_Problem:_ Using the material below, copy every line where "сообщение" appears.

Dataset excerpt:
━━━━━━━━━━

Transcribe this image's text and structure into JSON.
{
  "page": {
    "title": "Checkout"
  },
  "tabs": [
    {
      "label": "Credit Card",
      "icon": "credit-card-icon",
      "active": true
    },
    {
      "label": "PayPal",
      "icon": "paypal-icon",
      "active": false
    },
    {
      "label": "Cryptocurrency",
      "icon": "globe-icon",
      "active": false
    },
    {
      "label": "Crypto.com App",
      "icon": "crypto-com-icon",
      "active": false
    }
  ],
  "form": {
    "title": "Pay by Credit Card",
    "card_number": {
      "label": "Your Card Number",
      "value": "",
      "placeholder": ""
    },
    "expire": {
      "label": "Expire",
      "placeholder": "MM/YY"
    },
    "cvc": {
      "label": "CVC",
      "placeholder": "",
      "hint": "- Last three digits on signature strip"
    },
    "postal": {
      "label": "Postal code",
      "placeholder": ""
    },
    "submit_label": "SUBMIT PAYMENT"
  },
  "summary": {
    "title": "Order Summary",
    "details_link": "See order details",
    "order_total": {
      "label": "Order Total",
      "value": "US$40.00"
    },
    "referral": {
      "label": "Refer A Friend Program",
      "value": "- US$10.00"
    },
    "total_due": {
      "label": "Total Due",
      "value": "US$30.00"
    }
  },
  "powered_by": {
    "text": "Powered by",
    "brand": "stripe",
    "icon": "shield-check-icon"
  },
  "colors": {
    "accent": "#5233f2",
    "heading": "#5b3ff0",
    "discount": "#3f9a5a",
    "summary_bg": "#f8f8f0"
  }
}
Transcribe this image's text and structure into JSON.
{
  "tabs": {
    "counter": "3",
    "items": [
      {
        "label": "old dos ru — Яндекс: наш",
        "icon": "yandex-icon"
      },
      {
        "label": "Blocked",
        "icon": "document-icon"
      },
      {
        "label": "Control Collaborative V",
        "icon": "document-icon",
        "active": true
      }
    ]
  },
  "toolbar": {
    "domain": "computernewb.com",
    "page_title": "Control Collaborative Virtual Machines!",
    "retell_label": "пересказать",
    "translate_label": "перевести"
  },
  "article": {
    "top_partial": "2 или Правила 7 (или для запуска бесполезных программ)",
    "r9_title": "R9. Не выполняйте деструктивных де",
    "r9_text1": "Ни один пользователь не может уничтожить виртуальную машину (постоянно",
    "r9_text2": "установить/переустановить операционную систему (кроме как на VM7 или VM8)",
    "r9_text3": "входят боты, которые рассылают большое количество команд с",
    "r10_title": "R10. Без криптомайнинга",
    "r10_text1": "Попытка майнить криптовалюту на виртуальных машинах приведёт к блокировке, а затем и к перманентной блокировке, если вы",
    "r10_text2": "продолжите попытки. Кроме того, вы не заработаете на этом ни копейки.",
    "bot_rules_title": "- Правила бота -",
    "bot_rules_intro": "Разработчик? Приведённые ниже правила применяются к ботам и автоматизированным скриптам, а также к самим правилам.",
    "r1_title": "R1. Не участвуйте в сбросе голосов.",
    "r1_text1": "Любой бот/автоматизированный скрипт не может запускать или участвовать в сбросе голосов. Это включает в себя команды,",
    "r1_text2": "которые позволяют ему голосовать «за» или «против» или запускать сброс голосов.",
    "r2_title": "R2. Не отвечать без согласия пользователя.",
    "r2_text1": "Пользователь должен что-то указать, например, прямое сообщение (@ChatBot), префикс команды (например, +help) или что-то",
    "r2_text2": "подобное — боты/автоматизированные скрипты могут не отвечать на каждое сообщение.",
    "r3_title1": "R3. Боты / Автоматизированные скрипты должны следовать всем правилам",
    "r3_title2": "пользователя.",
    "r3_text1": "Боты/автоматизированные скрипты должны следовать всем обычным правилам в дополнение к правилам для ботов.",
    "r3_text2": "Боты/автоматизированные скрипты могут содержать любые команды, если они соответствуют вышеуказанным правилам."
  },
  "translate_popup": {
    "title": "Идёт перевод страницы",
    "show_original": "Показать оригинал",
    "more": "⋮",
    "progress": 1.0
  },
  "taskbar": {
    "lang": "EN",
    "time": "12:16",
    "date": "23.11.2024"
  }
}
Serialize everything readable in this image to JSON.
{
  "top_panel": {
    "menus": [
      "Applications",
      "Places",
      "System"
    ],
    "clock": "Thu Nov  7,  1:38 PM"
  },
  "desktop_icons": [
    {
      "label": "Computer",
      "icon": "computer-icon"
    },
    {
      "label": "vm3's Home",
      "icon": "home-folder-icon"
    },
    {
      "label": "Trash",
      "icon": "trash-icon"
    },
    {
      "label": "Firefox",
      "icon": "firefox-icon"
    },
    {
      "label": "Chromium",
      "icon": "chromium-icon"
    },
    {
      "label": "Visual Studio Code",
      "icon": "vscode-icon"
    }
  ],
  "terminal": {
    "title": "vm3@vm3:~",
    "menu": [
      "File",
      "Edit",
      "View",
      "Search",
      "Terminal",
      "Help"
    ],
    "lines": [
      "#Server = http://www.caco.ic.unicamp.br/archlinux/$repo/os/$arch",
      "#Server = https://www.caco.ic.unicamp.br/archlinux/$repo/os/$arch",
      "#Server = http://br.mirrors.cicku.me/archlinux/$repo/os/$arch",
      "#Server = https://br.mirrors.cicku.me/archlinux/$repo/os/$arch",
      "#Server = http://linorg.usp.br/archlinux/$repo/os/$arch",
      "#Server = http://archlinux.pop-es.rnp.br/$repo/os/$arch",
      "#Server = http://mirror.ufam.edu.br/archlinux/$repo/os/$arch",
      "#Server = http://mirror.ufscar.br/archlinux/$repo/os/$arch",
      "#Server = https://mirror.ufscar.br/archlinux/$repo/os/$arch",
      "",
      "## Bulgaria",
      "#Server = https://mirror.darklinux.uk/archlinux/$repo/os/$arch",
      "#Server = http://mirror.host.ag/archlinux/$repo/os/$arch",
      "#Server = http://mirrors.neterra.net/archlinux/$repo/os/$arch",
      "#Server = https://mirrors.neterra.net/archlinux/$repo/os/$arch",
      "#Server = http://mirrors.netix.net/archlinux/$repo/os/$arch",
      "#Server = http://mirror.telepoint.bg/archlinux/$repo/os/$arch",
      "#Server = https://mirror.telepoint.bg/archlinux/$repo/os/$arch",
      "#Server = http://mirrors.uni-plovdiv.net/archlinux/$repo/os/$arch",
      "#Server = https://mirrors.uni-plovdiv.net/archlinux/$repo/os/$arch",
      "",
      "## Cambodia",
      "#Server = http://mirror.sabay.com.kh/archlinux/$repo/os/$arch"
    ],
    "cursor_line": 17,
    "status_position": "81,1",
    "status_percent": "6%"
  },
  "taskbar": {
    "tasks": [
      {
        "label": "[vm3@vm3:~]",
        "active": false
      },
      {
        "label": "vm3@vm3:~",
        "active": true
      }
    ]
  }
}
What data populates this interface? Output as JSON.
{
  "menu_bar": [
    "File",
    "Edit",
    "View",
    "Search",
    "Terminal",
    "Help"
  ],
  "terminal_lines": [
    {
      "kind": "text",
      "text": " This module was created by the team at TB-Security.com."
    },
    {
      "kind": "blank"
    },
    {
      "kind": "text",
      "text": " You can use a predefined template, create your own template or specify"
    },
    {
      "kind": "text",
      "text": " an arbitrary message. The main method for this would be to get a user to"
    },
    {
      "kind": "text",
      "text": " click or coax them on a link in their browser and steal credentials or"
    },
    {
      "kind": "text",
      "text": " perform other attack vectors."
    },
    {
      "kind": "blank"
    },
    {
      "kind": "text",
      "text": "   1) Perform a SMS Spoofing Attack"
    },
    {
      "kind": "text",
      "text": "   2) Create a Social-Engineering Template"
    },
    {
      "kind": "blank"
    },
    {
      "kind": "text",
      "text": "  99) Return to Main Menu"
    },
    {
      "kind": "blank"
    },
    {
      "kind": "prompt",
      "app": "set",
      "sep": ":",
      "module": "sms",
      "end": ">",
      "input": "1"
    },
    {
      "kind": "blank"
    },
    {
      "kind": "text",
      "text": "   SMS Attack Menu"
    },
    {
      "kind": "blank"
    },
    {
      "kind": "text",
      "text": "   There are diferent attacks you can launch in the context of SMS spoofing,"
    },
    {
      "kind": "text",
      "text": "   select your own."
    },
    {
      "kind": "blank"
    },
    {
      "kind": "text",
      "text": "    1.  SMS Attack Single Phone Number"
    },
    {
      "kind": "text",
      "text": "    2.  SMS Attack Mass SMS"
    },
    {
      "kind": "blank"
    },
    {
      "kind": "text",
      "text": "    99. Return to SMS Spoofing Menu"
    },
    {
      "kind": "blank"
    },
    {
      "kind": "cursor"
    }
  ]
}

━━━━━━━━━━

_Solution to this problem:_
    "r2_text1": "Пользователь должен что-то указать, например, прямое сообщение (@ChatBot), префикс команды (например, +help) или что-то",
    "r2_text2": "подобное — боты/автоматизированные скрипты могут не отвечать на каждое сообщение.",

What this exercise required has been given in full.